((

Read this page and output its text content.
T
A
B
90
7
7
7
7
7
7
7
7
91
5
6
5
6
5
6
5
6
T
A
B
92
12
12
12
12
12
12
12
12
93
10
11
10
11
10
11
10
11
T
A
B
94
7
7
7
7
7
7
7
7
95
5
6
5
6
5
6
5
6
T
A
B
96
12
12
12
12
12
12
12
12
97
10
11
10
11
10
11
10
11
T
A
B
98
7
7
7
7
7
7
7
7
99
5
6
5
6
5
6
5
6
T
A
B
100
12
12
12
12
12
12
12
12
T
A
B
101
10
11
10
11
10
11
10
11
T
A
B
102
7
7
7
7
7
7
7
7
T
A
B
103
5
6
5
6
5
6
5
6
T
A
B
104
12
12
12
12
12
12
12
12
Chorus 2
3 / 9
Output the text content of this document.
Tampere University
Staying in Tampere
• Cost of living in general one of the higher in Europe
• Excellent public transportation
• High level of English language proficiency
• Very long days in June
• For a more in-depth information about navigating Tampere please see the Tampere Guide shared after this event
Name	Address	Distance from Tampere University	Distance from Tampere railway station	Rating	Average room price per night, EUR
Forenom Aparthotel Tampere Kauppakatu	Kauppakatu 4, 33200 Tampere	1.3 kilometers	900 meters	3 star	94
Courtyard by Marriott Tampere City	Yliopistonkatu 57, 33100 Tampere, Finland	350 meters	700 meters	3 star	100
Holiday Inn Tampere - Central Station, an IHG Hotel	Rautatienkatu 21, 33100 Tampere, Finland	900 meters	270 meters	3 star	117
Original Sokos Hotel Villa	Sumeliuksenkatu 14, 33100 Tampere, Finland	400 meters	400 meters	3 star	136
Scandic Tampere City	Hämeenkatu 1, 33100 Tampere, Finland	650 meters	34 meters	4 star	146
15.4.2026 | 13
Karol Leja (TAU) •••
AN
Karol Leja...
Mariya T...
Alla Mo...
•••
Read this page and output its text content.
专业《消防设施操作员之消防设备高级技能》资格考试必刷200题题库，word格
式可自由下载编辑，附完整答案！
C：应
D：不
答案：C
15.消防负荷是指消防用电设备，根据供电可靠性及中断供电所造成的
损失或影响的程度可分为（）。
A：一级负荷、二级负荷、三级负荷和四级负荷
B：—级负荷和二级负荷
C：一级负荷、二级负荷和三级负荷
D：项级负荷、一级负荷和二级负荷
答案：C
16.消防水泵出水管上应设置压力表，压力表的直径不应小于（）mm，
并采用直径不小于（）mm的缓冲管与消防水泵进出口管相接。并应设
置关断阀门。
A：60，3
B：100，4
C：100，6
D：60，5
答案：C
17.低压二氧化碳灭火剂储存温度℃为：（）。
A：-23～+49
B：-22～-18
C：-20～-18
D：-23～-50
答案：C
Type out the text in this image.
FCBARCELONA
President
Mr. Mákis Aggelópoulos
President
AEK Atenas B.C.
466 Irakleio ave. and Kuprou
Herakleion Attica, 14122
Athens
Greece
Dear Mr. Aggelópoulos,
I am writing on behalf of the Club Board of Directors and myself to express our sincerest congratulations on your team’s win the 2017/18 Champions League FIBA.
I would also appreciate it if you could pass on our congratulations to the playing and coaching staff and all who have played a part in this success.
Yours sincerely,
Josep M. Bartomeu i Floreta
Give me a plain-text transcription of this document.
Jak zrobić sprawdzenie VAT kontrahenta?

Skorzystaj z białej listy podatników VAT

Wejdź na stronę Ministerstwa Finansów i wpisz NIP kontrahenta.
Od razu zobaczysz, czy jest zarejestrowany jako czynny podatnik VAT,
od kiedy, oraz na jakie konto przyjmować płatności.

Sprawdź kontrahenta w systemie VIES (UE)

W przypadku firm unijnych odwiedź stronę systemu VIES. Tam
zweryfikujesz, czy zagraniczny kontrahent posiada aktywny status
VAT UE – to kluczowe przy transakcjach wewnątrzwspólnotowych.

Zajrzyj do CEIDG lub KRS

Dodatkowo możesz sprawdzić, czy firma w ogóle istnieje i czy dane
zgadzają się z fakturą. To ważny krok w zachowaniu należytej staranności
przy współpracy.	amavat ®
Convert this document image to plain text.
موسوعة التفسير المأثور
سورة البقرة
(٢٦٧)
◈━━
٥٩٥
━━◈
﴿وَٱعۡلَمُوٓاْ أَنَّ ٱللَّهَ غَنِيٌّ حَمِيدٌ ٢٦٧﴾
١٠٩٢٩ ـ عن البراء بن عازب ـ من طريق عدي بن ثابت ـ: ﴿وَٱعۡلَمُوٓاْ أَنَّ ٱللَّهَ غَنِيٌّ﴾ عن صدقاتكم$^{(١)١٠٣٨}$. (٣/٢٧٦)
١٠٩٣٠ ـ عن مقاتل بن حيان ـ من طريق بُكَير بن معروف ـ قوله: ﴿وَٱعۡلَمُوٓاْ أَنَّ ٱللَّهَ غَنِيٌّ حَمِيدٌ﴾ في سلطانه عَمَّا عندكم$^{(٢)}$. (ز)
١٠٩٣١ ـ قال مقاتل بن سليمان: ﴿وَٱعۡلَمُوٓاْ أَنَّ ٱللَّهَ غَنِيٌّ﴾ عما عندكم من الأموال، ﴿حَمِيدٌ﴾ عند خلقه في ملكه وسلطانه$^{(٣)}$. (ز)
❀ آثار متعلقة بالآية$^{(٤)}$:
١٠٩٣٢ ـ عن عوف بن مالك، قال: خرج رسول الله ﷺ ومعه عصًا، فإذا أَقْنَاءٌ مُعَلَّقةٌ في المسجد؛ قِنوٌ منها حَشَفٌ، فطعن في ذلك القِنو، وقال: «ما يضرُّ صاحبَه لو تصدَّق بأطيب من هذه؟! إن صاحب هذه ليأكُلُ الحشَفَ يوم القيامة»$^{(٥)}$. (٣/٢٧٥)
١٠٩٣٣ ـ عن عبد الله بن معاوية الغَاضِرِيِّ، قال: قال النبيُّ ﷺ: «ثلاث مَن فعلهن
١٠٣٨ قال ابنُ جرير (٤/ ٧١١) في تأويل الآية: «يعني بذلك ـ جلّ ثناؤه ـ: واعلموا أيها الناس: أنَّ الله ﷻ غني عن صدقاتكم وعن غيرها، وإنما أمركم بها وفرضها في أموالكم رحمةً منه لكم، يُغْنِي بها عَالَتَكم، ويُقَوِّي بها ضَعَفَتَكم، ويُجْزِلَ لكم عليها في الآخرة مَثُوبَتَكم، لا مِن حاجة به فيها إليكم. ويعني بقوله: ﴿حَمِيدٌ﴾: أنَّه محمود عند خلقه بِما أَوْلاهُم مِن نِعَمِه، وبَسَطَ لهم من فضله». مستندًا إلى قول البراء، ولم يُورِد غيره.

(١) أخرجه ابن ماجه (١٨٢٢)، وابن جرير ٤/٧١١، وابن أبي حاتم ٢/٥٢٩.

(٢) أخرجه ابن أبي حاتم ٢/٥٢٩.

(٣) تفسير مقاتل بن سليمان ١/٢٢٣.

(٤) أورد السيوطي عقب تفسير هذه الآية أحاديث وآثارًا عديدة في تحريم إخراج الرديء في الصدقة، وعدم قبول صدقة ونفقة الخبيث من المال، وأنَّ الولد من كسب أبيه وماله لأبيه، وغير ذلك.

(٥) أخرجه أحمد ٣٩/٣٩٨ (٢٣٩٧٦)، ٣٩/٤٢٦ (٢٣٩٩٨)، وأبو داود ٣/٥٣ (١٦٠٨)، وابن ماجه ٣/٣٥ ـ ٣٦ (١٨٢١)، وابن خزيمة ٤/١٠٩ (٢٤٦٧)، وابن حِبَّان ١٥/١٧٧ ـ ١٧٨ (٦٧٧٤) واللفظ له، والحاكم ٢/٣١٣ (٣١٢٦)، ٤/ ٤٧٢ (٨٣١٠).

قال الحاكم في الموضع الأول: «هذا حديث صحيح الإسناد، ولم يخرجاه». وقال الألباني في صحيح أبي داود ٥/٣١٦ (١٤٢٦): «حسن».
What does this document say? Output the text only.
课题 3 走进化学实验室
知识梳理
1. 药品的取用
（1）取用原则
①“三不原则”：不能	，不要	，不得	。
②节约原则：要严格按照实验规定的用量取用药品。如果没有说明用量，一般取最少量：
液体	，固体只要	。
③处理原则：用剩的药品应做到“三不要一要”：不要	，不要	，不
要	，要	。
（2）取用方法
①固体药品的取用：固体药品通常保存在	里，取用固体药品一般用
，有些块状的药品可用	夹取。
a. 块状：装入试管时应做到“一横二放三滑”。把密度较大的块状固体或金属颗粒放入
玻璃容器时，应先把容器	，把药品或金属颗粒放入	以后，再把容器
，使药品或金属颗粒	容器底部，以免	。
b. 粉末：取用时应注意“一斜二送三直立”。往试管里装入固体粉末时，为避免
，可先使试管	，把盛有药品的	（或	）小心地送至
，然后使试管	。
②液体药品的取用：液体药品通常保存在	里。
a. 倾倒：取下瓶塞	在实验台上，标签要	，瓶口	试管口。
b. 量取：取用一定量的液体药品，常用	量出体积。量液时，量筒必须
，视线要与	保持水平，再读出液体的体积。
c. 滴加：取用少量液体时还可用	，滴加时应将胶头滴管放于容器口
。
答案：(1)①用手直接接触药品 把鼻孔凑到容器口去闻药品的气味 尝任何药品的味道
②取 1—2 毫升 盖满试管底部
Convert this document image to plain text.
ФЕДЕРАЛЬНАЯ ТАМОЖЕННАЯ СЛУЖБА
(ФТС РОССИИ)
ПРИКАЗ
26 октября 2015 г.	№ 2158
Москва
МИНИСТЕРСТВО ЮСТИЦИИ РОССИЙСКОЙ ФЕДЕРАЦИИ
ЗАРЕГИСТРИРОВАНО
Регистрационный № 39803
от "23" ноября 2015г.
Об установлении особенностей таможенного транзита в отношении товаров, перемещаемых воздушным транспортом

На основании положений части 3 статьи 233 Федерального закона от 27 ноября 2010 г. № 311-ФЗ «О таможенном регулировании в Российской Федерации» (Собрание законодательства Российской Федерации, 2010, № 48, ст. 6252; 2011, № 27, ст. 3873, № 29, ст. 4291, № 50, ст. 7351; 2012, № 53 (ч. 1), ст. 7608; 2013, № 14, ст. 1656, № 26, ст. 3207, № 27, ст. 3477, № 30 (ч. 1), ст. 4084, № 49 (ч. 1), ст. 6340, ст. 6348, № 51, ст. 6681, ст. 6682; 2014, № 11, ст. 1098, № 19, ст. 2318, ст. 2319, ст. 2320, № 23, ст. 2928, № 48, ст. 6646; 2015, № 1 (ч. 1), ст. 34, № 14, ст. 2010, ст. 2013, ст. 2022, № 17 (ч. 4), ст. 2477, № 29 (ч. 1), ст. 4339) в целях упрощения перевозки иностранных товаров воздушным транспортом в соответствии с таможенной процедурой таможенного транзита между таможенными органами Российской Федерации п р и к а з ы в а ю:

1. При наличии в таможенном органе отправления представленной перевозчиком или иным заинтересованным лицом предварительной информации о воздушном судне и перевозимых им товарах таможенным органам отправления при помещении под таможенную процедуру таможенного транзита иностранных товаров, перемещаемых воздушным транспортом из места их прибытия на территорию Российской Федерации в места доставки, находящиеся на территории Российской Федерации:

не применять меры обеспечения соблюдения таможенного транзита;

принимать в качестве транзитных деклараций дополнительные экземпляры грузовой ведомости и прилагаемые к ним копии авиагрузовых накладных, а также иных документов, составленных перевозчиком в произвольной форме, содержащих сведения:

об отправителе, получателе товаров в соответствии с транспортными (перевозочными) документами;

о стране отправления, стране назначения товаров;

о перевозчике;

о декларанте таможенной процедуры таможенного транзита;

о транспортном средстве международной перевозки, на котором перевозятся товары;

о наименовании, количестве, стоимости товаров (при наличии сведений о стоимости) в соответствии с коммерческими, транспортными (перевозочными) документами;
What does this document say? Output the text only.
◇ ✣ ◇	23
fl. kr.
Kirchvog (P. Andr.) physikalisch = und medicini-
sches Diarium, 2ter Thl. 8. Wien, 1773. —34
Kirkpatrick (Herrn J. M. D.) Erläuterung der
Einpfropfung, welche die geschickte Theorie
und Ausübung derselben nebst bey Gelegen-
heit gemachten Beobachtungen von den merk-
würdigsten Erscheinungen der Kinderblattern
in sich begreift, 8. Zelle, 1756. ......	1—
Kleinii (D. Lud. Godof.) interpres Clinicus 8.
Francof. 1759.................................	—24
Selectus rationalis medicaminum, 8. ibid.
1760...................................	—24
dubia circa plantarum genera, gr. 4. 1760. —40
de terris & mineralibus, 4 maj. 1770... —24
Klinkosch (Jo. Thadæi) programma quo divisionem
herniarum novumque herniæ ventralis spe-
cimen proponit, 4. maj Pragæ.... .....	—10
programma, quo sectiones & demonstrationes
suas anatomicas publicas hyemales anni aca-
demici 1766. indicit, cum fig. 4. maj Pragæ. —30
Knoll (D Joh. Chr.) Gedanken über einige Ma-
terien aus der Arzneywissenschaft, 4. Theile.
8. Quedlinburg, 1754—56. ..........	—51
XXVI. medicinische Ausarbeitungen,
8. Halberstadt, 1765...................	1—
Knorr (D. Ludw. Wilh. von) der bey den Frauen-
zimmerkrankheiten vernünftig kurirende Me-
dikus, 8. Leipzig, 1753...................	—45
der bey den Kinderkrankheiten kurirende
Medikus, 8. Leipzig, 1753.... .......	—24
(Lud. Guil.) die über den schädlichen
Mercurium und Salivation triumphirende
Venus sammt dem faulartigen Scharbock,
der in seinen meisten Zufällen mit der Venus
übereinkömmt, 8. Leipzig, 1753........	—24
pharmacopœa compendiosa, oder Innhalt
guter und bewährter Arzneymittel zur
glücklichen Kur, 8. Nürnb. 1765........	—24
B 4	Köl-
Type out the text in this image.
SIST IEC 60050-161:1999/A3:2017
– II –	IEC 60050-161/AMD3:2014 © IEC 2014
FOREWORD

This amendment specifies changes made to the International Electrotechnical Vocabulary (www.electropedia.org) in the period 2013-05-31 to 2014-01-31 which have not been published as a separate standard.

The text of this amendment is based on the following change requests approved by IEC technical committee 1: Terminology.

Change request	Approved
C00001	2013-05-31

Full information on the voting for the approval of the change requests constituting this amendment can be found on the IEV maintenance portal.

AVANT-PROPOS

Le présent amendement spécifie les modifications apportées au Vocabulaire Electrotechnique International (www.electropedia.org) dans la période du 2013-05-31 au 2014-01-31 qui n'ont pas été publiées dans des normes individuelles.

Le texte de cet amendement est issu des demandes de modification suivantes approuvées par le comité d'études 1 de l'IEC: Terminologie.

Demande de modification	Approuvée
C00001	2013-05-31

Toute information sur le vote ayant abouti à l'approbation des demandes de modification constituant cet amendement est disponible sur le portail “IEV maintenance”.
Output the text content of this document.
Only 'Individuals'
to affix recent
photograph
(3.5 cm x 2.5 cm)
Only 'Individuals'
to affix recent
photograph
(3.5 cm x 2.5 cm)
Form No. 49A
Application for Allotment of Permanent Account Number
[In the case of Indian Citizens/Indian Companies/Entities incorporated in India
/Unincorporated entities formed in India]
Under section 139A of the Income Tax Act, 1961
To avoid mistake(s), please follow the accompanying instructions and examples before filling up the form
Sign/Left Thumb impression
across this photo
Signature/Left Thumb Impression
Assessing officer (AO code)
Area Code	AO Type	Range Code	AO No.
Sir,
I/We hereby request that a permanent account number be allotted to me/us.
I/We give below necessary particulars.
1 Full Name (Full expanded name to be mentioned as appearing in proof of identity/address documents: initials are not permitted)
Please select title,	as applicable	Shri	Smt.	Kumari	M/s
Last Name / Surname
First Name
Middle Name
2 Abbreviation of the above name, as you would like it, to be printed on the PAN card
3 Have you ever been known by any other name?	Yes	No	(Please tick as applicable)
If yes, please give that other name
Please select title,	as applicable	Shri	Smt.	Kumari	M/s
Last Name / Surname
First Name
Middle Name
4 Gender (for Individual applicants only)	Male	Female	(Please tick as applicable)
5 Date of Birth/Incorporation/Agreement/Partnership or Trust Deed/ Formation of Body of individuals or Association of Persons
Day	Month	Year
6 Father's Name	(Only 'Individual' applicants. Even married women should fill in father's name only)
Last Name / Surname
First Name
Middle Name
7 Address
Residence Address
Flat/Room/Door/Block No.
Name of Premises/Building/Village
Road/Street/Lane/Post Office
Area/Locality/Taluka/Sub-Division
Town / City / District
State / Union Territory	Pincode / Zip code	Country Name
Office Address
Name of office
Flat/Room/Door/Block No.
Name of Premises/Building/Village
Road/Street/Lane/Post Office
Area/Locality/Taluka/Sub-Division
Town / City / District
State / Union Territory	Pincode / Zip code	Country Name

))

(Description of the task) Show all lines above holding "tick".

(Answer to the task)
3 Have you ever been known by any other name?	Yes	No	(Please tick as applicable)
4 Gender (for Individual applicants only)	Male	Female	(Please tick as applicable)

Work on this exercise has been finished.